**Exercise task**
Would you restate all the data that follows, word for word?

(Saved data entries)
——

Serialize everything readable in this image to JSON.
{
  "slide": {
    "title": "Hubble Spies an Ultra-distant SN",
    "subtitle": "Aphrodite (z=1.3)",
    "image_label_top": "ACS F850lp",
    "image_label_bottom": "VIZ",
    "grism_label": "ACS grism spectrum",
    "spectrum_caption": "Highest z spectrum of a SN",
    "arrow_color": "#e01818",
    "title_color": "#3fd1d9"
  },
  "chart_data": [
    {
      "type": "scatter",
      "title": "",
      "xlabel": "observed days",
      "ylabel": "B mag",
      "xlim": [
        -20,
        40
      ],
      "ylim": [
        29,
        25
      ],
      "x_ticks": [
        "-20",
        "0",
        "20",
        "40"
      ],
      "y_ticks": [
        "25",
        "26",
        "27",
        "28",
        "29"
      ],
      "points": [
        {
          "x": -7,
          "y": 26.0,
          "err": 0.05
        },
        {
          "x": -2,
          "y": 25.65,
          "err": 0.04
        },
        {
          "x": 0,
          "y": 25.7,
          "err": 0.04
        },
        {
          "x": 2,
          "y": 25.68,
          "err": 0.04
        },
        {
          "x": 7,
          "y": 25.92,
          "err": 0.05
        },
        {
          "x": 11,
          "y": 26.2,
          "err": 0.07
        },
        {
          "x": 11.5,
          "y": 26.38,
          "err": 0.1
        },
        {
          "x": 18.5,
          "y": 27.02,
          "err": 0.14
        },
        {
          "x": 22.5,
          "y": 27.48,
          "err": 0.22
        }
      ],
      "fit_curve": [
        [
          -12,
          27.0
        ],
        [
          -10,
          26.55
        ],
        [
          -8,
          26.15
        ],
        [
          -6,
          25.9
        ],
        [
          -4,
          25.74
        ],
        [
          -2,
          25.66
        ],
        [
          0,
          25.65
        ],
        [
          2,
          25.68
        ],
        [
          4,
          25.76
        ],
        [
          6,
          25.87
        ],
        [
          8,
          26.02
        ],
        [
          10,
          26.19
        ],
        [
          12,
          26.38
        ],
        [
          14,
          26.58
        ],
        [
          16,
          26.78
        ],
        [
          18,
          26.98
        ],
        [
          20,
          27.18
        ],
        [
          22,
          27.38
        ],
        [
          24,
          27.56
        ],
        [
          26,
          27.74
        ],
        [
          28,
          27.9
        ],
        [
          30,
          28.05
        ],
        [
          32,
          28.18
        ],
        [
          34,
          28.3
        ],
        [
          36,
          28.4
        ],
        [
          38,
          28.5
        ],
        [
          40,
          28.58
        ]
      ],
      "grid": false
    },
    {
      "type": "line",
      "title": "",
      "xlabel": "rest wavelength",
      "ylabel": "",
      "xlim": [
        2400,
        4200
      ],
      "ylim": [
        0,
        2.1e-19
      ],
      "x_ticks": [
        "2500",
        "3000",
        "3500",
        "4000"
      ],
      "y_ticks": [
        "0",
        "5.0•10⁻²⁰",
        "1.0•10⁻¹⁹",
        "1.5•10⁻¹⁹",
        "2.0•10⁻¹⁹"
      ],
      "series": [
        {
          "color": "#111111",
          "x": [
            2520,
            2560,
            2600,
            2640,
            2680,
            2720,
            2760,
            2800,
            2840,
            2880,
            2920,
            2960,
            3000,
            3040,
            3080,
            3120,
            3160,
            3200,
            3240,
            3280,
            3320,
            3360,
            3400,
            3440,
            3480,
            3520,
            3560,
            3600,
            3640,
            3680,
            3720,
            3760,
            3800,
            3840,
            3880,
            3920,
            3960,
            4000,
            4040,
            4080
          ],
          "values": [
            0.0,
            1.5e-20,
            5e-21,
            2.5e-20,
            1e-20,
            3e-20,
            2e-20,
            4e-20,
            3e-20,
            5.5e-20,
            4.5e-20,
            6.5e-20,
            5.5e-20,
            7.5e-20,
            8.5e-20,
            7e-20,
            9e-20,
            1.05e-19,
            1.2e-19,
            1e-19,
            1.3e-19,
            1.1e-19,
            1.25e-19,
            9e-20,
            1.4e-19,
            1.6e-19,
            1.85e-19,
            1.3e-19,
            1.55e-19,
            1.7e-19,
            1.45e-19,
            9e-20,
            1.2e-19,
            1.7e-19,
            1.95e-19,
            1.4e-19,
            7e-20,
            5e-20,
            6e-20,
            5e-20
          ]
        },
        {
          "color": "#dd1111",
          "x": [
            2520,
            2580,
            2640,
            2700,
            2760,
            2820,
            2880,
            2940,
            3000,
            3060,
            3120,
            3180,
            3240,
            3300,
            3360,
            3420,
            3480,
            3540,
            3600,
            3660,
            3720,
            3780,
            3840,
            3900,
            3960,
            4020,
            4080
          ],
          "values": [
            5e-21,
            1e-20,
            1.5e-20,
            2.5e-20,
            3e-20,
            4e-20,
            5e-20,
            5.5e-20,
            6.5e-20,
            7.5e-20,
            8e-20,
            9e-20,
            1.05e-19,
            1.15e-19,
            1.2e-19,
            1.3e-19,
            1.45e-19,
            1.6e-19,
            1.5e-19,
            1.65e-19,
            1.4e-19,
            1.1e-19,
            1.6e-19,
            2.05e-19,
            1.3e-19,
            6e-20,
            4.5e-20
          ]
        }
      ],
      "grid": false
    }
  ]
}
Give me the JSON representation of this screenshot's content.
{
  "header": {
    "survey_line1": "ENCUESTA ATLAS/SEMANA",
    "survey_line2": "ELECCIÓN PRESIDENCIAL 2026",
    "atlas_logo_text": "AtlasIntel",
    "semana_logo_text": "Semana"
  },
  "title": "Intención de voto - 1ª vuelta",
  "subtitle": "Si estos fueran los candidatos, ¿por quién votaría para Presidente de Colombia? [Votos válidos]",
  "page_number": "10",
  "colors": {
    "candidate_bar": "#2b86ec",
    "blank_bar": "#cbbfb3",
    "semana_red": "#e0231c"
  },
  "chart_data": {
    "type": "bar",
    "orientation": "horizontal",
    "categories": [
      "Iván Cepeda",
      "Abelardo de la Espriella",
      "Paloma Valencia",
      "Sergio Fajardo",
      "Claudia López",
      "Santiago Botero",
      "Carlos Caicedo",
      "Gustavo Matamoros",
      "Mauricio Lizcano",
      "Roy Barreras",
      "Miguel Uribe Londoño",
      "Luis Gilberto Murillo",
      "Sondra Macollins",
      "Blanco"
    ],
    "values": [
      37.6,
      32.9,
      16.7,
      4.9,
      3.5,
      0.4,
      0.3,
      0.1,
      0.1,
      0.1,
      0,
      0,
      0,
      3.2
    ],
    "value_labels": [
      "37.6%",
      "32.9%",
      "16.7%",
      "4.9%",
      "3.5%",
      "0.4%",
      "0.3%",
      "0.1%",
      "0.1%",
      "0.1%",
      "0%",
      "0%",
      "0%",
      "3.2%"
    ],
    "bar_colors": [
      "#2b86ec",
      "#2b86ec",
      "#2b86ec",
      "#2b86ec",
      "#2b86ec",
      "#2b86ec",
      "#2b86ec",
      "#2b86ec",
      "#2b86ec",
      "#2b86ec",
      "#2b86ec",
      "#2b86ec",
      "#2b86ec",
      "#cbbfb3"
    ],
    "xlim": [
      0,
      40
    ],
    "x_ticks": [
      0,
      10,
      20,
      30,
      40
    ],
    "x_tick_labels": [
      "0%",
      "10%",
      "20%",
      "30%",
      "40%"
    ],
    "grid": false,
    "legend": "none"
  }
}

——

**Correct output**
Serialize everything readable in this image to JSON.
{
  "slide": {
    "title": "Hubble Spies an Ultra-distant SN",
    "subtitle": "Aphrodite (z=1.3)",
    "image_label_top": "ACS F850lp",
    "image_label_bottom": "VIZ",
    "grism_label": "ACS grism spectrum",
    "spectrum_caption": "Highest z spectrum of a SN",
    "arrow_color": "#e01818",
    "title_color": "#3fd1d9"
  },
  "chart_data": [
    {
      "type": "scatter",
      "title": "",
      "xlabel": "observed days",
      "ylabel": "B mag",
      "xlim": [
        -20,
        40
      ],
      "ylim": [
        29,
        25
      ],
      "x_ticks": [
        "-20",
        "0",
        "20",
        "40"
      ],
      "y_ticks": [
        "25",
        "26",
        "27",
        "28",
        "29"
      ],
      "points": [
        {
          "x": -7,
          "y": 26.0,
          "err": 0.05
        },
        {
          "x": -2,
          "y": 25.65,
          "err": 0.04
        },
        {
          "x": 0,
          "y": 25.7,
          "err": 0.04
        },
        {
          "x": 2,
          "y": 25.68,
          "err": 0.04
        },
        {
          "x": 7,
          "y": 25.92,
          "err": 0.05
        },
        {
          "x": 11,
          "y": 26.2,
          "err": 0.07
        },
        {
          "x": 11.5,
          "y": 26.38,
          "err": 0.1
        },
        {
          "x": 18.5,
          "y": 27.02,
          "err": 0.14
        },
        {
          "x": 22.5,
          "y": 27.48,
          "err": 0.22
        }
      ],
      "fit_curve": [
        [
          -12,
          27.0
        ],
        [
          -10,
          26.55
        ],
        [
          -8,
          26.15
        ],
        [
          -6,
          25.9
        ],
        [
          -4,
          25.74
        ],
        [
          -2,
          25.66
        ],
        [
          0,
          25.65
        ],
        [
          2,
          25.68
        ],
        [
          4,
          25.76
        ],
        [
          6,
          25.87
        ],
        [
          8,
          26.02
        ],
        [
          10,
          26.19
        ],
        [
          12,
          26.38
        ],
        [
          14,
          26.58
        ],
        [
          16,
          26.78
        ],
        [
          18,
          26.98
        ],
        [
          20,
          27.18
        ],
        [
          22,
          27.38
        ],
        [
          24,
          27.56
        ],
        [
          26,
          27.74
        ],
        [
          28,
          27.9
        ],
        [
          30,
          28.05
        ],
        [
          32,
          28.18
        ],
        [
          34,
          28.3
        ],
        [
          36,
          28.4
        ],
        [
          38,
          28.5
        ],
        [
          40,
          28.58
        ]
      ],
      "grid": false
    },
    {
      "type": "line",
      "title": "",
      "xlabel": "rest wavelength",
      "ylabel": "",
      "xlim": [
        2400,
        4200
      ],
      "ylim": [
        0,
        2.1e-19
      ],
      "x_ticks": [
        "2500",
        "3000",
        "3500",
        "4000"
      ],
      "y_ticks": [
        "0",
        "5.0•10⁻²⁰",
        "1.0•10⁻¹⁹",
        "1.5•10⁻¹⁹",
        "2.0•10⁻¹⁹"
      ],
      "series": [
        {
          "color": "#111111",
          "x": [
            2520,
            2560,
            2600,
            2640,
            2680,
            2720,
            2760,
            2800,
            2840,
            2880,
            2920,
            2960,
            3000,
            3040,
            3080,
            3120,
            3160,
            3200,
            3240,
            3280,
            3320,
            3360,
            3400,
            3440,
            3480,
            3520,
            3560,
            3600,
            3640,
            3680,
            3720,
            3760,
            3800,
            3840,
            3880,
            3920,
            3960,
            4000,
            4040,
            4080
          ],
          "values": [
            0.0,
            1.5e-20,
            5e-21,
            2.5e-20,
            1e-20,
            3e-20,
            2e-20,
            4e-20,
            3e-20,
            5.5e-20,
            4.5e-20,
            6.5e-20,
            5.5e-20,
            7.5e-20,
            8.5e-20,
            7e-20,
            9e-20,
            1.05e-19,
            1.2e-19,
            1e-19,
            1.3e-19,
            1.1e-19,
            1.25e-19,
            9e-20,
            1.4e-19,
            1.6e-19,
            1.85e-19,
            1.3e-19,
            1.55e-19,
            1.7e-19,
            1.45e-19,
            9e-20,
            1.2e-19,
            1.7e-19,
            1.95e-19,
            1.4e-19,
            7e-20,
            5e-20,
            6e-20,
            5e-20
          ]
        },
        {
          "color": "#dd1111",
          "x": [
            2520,
            2580,
            2640,
            2700,
            2760,
            2820,
            2880,
            2940,
            3000,
            3060,
            3120,
            3180,
            3240,
            3300,
            3360,
            3420,
            3480,
            3540,
            3600,
            3660,
            3720,
            3780,
            3840,
            3900,
            3960,
            4020,
            4080
          ],
          "values": [
            5e-21,
            1e-20,
            1.5e-20,
            2.5e-20,
            3e-20,
            4e-20,
            5e-20,
            5.5e-20,
            6.5e-20,
            7.5e-20,
            8e-20,
            9e-20,
            1.05e-19,
            1.15e-19,
            1.2e-19,
            1.3e-19,
            1.45e-19,
            1.6e-19,
            1.5e-19,
            1.65e-19,
            1.4e-19,
            1.1e-19,
            1.6e-19,
            2.05e-19,
            1.3e-19,
            6e-20,
            4.5e-20
          ]
        }
      ],
      "grid": false
    }
  ]
}
Give me the JSON representation of this screenshot's content.
{
  "header": {
    "survey_line1": "ENCUESTA ATLAS/SEMANA",
    "survey_line2": "ELECCIÓN PRESIDENCIAL 2026",
    "atlas_logo_text": "AtlasIntel",
    "semana_logo_text": "Semana"
  },
  "title": "Intención de voto - 1ª vuelta",
  "subtitle": "Si estos fueran los candidatos, ¿por quién votaría para Presidente de Colombia? [Votos válidos]",
  "page_number": "10",
  "colors": {
    "candidate_bar": "#2b86ec",
    "blank_bar": "#cbbfb3",
    "semana_red": "#e0231c"
  },
  "chart_data": {
    "type": "bar",
    "orientation": "horizontal",
    "categories": [
      "Iván Cepeda",
      "Abelardo de la Espriella",
      "Paloma Valencia",
      "Sergio Fajardo",
      "Claudia López",
      "Santiago Botero",
      "Carlos Caicedo",
      "Gustavo Matamoros",
      "Mauricio Lizcano",
      "Roy Barreras",
      "Miguel Uribe Londoño",
      "Luis Gilberto Murillo",
      "Sondra Macollins",
      "Blanco"
    ],
    "values": [
      37.6,
      32.9,
      16.7,
      4.9,
      3.5,
      0.4,
      0.3,
      0.1,
      0.1,
      0.1,
      0,
      0,
      0,
      3.2
    ],
    "value_labels": [
      "37.6%",
      "32.9%",
      "16.7%",
      "4.9%",
      "3.5%",
      "0.4%",
      "0.3%",
      "0.1%",
      "0.1%",
      "0.1%",
      "0%",
      "0%",
      "0%",
      "3.2%"
    ],
    "bar_colors": [
      "#2b86ec",
      "#2b86ec",
      "#2b86ec",
      "#2b86ec",
      "#2b86ec",
      "#2b86ec",
      "#2b86ec",
      "#2b86ec",
      "#2b86ec",
      "#2b86ec",
      "#2b86ec",
      "#2b86ec",
      "#2b86ec",
      "#cbbfb3"
    ],
    "xlim": [
      0,
      40
    ],
    "x_ticks": [
      0,
      10,
      20,
      30,
      40
    ],
    "x_tick_labels": [
      "0%",
      "10%",
      "20%",
      "30%",
      "40%"
    ],
    "grid": false,
    "legend": "none"
  }
}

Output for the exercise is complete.